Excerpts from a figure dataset
========================
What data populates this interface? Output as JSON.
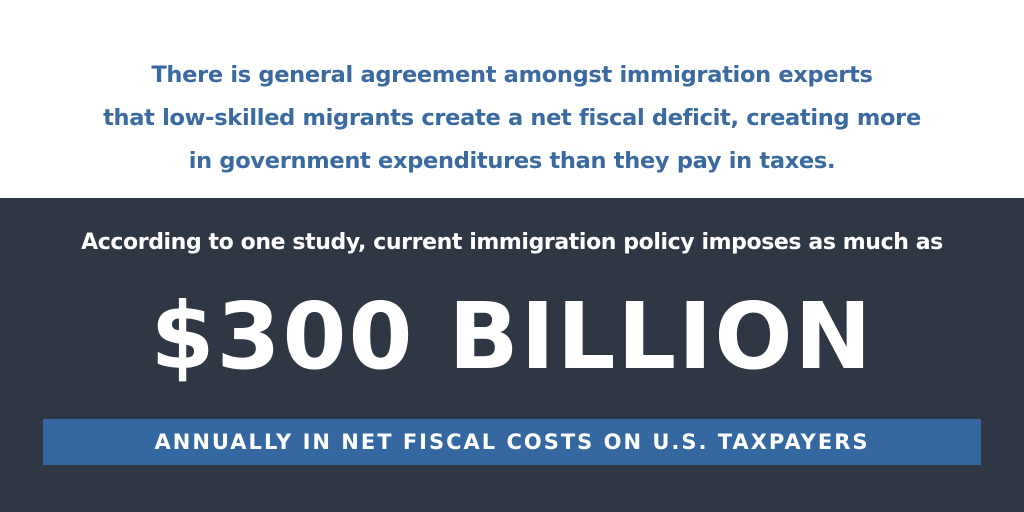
{
  "intro": {
    "lines": [
      "There is general agreement amongst immigration experts",
      "that low-skilled migrants create a net fiscal deficit, creating more",
      "in government expenditures than they pay in taxes."
    ]
  },
  "highlight": {
    "lead": "According to one study, current immigration policy imposes as much as",
    "headline": "$300 BILLION",
    "banner": "ANNUALLY IN NET FISCAL COSTS ON U.S. TAXPAYERS"
  }
}
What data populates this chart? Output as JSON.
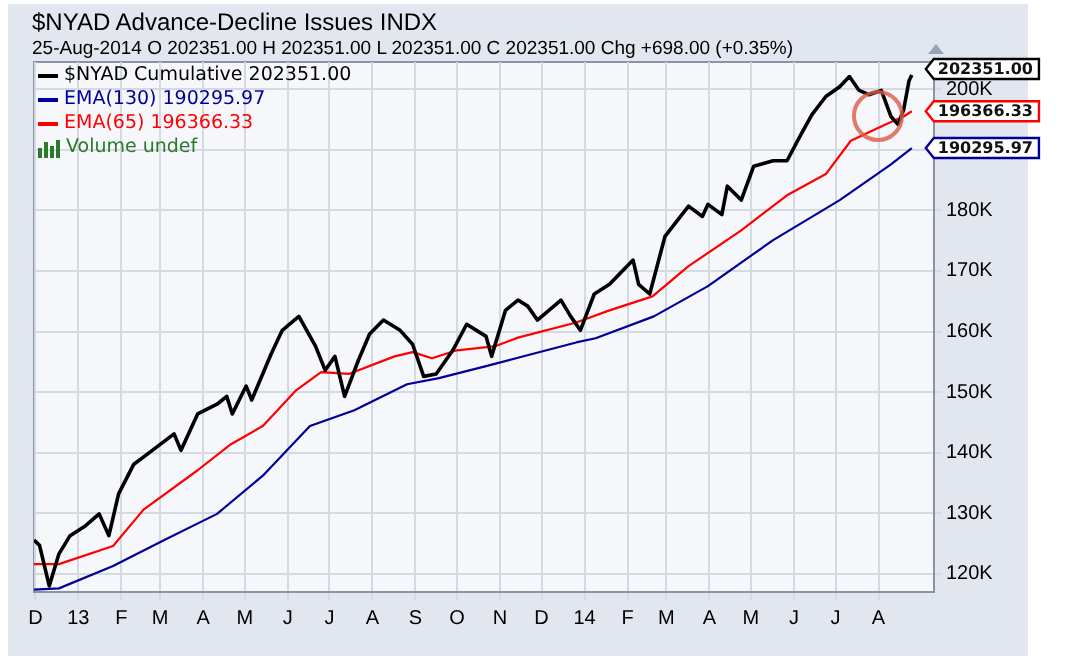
========================
▶ **Challenge**
Go through the listing above and write it out again exactly, dropping the pictures.

▶ **Complete response**
What data populates this interface? Output as JSON.
{
  "intro": {
    "lines": [
      "There is general agreement amongst immigration experts",
      "that low-skilled migrants create a net fiscal deficit, creating more",
      "in government expenditures than they pay in taxes."
    ]
  },
  "highlight": {
    "lead": "According to one study, current immigration policy imposes as much as",
    "headline": "$300 BILLION",
    "banner": "ANNUALLY IN NET FISCAL COSTS ON U.S. TAXPAYERS"
  }
}
What data populates this chart? Output as JSON.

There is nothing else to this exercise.